Go over the entries below line by line, copying each one that contains the word "name".

### [Stored rows]
──────────────────────────────
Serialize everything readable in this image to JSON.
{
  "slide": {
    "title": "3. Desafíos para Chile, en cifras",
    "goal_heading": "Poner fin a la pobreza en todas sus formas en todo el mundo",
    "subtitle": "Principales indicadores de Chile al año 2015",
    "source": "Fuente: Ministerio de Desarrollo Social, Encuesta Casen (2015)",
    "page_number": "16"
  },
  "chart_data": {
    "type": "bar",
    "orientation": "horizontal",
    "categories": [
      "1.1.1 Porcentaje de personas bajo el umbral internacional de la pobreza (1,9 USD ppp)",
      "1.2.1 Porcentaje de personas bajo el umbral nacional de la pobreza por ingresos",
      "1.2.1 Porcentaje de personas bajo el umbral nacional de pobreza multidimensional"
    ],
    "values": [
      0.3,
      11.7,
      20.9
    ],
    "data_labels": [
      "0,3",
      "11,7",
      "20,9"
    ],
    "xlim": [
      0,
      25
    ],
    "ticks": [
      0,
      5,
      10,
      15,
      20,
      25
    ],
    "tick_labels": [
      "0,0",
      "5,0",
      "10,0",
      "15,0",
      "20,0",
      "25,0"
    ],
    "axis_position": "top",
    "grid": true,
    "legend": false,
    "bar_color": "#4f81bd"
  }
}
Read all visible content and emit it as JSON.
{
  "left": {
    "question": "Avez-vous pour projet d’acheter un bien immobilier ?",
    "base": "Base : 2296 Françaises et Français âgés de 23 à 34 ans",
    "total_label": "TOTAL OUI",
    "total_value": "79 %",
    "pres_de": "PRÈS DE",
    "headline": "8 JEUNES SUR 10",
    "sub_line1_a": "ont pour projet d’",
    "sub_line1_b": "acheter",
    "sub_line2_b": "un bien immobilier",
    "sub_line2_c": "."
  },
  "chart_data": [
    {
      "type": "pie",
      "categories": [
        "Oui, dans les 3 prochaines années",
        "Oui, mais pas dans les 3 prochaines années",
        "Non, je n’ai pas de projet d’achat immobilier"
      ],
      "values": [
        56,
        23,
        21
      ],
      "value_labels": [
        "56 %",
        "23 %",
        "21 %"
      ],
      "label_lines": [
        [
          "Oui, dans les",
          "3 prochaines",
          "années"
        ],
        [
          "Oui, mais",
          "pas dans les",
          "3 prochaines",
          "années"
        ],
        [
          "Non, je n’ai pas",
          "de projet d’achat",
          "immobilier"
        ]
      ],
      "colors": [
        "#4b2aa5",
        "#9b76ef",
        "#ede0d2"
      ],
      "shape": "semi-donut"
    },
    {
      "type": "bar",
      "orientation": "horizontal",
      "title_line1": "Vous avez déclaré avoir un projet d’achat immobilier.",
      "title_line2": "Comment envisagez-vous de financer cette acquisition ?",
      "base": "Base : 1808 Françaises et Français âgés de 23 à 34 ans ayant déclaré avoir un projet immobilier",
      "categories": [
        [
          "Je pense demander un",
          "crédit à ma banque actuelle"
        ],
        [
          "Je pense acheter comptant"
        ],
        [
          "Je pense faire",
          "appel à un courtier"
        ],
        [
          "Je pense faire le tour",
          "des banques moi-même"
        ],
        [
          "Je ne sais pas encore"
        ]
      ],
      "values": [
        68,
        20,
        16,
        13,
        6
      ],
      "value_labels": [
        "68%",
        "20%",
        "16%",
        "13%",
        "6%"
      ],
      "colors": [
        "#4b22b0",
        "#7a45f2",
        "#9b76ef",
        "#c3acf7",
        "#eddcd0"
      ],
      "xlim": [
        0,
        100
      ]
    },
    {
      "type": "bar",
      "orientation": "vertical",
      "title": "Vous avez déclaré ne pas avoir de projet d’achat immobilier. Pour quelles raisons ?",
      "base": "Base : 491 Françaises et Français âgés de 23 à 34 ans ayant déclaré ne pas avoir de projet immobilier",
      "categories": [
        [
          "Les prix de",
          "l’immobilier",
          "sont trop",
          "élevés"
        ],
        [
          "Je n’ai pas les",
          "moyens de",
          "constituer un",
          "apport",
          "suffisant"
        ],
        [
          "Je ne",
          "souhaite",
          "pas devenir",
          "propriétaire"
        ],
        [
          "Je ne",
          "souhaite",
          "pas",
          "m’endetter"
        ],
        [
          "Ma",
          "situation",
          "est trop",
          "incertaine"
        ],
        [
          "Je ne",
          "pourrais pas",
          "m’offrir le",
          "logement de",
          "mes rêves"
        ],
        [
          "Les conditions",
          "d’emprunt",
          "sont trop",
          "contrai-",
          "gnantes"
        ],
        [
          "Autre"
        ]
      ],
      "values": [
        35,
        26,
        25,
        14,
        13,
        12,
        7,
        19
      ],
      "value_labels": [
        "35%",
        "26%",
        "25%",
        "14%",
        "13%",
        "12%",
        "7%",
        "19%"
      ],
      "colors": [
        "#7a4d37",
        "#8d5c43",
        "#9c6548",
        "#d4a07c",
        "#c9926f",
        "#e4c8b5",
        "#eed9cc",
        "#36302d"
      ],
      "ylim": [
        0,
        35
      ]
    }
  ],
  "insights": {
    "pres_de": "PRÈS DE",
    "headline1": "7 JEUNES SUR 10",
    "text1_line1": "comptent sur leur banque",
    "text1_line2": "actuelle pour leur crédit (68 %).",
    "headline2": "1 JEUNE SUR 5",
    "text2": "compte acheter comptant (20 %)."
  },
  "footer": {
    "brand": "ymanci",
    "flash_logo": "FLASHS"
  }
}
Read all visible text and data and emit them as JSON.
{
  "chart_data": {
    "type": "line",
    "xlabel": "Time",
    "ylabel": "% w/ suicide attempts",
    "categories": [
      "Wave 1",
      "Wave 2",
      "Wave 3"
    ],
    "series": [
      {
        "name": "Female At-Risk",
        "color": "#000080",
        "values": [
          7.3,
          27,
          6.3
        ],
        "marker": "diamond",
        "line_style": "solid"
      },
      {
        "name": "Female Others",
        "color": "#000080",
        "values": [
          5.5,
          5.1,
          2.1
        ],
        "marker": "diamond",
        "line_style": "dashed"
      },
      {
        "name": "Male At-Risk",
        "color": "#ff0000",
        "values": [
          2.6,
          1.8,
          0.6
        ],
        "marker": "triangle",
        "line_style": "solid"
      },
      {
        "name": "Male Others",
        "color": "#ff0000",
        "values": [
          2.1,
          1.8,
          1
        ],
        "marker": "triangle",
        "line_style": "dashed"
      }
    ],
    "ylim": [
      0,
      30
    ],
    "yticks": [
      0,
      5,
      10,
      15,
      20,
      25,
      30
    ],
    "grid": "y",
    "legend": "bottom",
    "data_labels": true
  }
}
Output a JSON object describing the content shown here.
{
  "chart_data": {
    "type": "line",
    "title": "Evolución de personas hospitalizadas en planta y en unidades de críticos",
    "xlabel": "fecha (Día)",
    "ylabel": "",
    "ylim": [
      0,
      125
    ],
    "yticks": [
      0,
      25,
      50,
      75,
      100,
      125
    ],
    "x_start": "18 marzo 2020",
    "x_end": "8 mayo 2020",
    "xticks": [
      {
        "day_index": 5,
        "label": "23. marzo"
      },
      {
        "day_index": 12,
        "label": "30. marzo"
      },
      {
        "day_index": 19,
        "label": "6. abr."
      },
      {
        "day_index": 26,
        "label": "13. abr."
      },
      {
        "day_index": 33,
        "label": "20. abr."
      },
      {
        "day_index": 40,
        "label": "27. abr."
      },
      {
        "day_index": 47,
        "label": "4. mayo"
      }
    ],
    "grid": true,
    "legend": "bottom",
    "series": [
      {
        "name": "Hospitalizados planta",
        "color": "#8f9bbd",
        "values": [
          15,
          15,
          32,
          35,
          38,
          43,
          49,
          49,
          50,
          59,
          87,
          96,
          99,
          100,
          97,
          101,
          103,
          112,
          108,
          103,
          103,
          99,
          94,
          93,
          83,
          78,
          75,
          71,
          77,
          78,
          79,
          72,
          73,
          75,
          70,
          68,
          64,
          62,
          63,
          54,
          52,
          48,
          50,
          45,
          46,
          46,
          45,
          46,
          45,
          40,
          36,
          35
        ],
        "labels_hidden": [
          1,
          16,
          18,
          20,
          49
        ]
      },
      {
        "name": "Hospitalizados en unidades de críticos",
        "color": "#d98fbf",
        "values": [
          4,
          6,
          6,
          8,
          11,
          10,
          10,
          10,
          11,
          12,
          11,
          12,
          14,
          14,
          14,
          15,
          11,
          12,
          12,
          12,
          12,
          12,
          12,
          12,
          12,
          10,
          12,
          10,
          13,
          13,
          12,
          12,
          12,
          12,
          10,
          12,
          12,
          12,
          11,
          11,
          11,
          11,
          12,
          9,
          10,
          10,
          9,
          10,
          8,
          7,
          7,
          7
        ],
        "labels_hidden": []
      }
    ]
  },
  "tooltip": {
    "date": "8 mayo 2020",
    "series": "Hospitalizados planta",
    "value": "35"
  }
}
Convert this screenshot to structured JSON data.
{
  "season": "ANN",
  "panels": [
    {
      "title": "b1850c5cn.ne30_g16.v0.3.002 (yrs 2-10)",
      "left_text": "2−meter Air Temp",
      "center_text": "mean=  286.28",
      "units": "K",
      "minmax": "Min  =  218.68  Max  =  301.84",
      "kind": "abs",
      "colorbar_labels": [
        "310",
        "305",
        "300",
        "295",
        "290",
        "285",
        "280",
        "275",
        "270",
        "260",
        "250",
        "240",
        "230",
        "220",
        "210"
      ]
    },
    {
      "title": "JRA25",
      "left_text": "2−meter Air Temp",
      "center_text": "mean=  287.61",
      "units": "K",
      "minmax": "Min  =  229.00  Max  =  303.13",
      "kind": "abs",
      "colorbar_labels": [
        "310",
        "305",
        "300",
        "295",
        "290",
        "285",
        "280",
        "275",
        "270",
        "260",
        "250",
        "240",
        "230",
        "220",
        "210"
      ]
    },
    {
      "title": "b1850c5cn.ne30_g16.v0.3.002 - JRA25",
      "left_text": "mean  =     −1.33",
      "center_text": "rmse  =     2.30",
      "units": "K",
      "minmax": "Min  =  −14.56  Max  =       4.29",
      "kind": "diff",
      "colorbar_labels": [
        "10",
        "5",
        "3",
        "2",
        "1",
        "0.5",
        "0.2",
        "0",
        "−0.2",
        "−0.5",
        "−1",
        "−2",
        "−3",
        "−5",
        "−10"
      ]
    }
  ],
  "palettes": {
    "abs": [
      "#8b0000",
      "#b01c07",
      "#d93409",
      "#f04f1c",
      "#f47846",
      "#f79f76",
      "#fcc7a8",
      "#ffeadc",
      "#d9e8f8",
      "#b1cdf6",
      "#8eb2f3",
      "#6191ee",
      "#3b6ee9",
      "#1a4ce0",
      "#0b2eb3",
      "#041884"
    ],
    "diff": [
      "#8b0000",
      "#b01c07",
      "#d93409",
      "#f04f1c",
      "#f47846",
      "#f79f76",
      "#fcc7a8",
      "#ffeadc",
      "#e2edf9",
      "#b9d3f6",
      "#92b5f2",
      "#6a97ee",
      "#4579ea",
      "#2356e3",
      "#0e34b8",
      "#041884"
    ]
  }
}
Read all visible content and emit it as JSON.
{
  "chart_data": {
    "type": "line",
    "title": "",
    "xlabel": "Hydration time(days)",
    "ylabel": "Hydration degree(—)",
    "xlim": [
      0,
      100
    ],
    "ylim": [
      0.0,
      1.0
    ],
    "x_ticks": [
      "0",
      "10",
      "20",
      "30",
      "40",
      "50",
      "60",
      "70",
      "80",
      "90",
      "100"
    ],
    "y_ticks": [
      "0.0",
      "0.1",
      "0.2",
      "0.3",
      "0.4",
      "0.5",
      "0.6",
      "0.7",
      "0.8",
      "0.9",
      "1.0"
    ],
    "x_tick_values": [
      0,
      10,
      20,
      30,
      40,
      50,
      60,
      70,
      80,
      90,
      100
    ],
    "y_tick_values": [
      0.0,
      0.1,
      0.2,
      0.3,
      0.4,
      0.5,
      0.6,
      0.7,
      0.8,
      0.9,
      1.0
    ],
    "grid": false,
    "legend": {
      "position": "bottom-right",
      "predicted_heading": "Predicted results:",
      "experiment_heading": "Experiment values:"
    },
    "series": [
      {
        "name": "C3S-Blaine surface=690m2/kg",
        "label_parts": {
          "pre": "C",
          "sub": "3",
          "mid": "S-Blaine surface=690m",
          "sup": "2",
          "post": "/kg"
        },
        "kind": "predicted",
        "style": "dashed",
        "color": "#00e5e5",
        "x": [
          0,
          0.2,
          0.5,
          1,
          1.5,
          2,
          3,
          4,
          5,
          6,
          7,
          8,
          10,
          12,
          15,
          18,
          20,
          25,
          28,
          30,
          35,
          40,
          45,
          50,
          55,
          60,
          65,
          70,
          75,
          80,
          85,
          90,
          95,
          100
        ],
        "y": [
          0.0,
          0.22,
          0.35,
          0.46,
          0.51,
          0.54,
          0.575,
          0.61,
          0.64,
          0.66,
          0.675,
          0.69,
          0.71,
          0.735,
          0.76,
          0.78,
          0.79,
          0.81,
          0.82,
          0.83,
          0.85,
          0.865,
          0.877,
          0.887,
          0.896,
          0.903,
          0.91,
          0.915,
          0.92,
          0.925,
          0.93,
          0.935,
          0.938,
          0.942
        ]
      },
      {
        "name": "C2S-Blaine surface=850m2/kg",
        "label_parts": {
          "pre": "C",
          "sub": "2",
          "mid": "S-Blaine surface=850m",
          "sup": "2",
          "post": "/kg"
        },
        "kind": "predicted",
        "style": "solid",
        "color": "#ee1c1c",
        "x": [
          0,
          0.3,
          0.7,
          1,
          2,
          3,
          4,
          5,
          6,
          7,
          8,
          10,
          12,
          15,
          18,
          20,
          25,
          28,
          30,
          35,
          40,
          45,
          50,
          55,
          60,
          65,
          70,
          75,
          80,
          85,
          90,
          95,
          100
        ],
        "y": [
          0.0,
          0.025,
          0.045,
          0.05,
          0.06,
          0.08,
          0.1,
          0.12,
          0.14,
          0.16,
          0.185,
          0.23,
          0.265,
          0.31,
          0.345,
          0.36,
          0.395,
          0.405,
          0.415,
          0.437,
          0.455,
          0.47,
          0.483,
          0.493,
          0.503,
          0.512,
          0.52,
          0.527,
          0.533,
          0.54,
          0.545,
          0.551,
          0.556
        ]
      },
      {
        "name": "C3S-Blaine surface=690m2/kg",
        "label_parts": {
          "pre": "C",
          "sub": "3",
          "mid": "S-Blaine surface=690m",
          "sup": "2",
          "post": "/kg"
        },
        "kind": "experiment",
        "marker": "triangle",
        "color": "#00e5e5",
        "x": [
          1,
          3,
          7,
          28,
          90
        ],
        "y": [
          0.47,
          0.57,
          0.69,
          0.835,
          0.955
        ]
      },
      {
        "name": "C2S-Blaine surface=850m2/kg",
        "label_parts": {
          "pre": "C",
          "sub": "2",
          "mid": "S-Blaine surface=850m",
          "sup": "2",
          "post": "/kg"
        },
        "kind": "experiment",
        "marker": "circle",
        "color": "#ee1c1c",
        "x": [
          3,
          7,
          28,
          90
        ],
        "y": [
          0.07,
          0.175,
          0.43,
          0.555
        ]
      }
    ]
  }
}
──────────────────────────────
### [Result of the task]
        "name": "Female At-Risk",
        "name": "Female Others",
        "name": "Male At-Risk",
        "name": "Male Others",
        "name": "Hospitalizados planta",
        "name": "Hospitalizados en unidades de críticos",
        "name": "C3S-Blaine surface=690m2/kg",
        "name": "C2S-Blaine surface=850m2/kg",
        "name": "C3S-Blaine surface=690m2/kg",
        "name": "C2S-Blaine surface=850m2/kg",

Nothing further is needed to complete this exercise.